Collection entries
----------------
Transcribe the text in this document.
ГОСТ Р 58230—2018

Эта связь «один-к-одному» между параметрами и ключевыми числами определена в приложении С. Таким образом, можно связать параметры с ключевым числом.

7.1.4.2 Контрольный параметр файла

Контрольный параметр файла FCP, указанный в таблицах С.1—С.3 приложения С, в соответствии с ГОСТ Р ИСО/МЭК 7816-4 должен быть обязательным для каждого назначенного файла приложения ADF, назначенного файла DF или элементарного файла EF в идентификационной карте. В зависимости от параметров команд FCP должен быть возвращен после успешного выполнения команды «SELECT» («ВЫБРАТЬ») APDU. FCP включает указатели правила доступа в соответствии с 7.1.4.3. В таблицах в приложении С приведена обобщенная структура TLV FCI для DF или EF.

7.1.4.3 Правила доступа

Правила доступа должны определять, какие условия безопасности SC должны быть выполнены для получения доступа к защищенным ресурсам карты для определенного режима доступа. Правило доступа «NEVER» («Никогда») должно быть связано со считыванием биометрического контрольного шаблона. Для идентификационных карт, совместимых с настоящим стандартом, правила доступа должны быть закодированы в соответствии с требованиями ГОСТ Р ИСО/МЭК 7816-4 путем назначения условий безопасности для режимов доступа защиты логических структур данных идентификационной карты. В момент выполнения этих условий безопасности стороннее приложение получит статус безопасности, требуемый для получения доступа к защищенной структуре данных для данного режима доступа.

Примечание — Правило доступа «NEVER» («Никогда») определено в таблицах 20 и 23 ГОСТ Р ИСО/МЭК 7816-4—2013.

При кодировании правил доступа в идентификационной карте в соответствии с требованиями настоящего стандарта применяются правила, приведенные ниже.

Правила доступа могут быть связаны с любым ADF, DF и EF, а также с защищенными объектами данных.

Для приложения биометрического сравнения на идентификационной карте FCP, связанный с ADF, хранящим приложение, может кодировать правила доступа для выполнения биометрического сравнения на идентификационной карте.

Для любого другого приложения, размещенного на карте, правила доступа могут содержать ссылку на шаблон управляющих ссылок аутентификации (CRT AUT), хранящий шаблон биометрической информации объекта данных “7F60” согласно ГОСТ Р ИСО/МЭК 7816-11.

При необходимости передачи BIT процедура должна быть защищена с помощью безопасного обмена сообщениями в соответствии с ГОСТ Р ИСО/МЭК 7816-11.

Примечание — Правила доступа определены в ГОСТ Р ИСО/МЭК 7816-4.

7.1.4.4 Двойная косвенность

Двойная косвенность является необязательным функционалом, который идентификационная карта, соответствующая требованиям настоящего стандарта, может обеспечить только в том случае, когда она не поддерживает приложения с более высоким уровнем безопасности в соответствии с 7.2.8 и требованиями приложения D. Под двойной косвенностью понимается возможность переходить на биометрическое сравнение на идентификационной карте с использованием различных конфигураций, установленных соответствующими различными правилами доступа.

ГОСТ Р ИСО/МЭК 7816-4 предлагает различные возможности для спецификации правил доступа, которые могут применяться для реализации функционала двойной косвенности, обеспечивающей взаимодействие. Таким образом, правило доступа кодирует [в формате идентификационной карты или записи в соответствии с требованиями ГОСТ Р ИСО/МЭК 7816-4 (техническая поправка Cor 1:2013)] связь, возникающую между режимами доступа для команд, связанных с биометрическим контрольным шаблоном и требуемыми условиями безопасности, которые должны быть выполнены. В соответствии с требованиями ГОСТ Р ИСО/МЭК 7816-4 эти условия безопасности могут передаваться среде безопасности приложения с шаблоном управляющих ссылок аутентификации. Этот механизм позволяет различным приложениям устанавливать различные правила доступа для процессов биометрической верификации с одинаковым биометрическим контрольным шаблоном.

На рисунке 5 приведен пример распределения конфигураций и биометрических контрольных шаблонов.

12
----------------
EXERCISE TASK – Give an exact repetition of all the material.

ANSWER TO THE EXERCISE –
Transcribe the text in this document.
ГОСТ Р 58230—2018

Эта связь «один-к-одному» между параметрами и ключевыми числами определена в приложении С. Таким образом, можно связать параметры с ключевым числом.

7.1.4.2 Контрольный параметр файла

Контрольный параметр файла FCP, указанный в таблицах С.1—С.3 приложения С, в соответствии с ГОСТ Р ИСО/МЭК 7816-4 должен быть обязательным для каждого назначенного файла приложения ADF, назначенного файла DF или элементарного файла EF в идентификационной карте. В зависимости от параметров команд FCP должен быть возвращен после успешного выполнения команды «SELECT» («ВЫБРАТЬ») APDU. FCP включает указатели правила доступа в соответствии с 7.1.4.3. В таблицах в приложении С приведена обобщенная структура TLV FCI для DF или EF.

7.1.4.3 Правила доступа

Правила доступа должны определять, какие условия безопасности SC должны быть выполнены для получения доступа к защищенным ресурсам карты для определенного режима доступа. Правило доступа «NEVER» («Никогда») должно быть связано со считыванием биометрического контрольного шаблона. Для идентификационных карт, совместимых с настоящим стандартом, правила доступа должны быть закодированы в соответствии с требованиями ГОСТ Р ИСО/МЭК 7816-4 путем назначения условий безопасности для режимов доступа защиты логических структур данных идентификационной карты. В момент выполнения этих условий безопасности стороннее приложение получит статус безопасности, требуемый для получения доступа к защищенной структуре данных для данного режима доступа.

Примечание — Правило доступа «NEVER» («Никогда») определено в таблицах 20 и 23 ГОСТ Р ИСО/МЭК 7816-4—2013.

При кодировании правил доступа в идентификационной карте в соответствии с требованиями настоящего стандарта применяются правила, приведенные ниже.

Правила доступа могут быть связаны с любым ADF, DF и EF, а также с защищенными объектами данных.

Для приложения биометрического сравнения на идентификационной карте FCP, связанный с ADF, хранящим приложение, может кодировать правила доступа для выполнения биометрического сравнения на идентификационной карте.

Для любого другого приложения, размещенного на карте, правила доступа могут содержать ссылку на шаблон управляющих ссылок аутентификации (CRT AUT), хранящий шаблон биометрической информации объекта данных “7F60” согласно ГОСТ Р ИСО/МЭК 7816-11.

При необходимости передачи BIT процедура должна быть защищена с помощью безопасного обмена сообщениями в соответствии с ГОСТ Р ИСО/МЭК 7816-11.

Примечание — Правила доступа определены в ГОСТ Р ИСО/МЭК 7816-4.

7.1.4.4 Двойная косвенность

Двойная косвенность является необязательным функционалом, который идентификационная карта, соответствующая требованиям настоящего стандарта, может обеспечить только в том случае, когда она не поддерживает приложения с более высоким уровнем безопасности в соответствии с 7.2.8 и требованиями приложения D. Под двойной косвенностью понимается возможность переходить на биометрическое сравнение на идентификационной карте с использованием различных конфигураций, установленных соответствующими различными правилами доступа.

ГОСТ Р ИСО/МЭК 7816-4 предлагает различные возможности для спецификации правил доступа, которые могут применяться для реализации функционала двойной косвенности, обеспечивающей взаимодействие. Таким образом, правило доступа кодирует [в формате идентификационной карты или записи в соответствии с требованиями ГОСТ Р ИСО/МЭК 7816-4 (техническая поправка Cor 1:2013)] связь, возникающую между режимами доступа для команд, связанных с биометрическим контрольным шаблоном и требуемыми условиями безопасности, которые должны быть выполнены. В соответствии с требованиями ГОСТ Р ИСО/МЭК 7816-4 эти условия безопасности могут передаваться среде безопасности приложения с шаблоном управляющих ссылок аутентификации. Этот механизм позволяет различным приложениям устанавливать различные правила доступа для процессов биометрической верификации с одинаковым биометрическим контрольным шаблоном.

На рисунке 5 приведен пример распределения конфигураций и биометрических контрольных шаблонов.

12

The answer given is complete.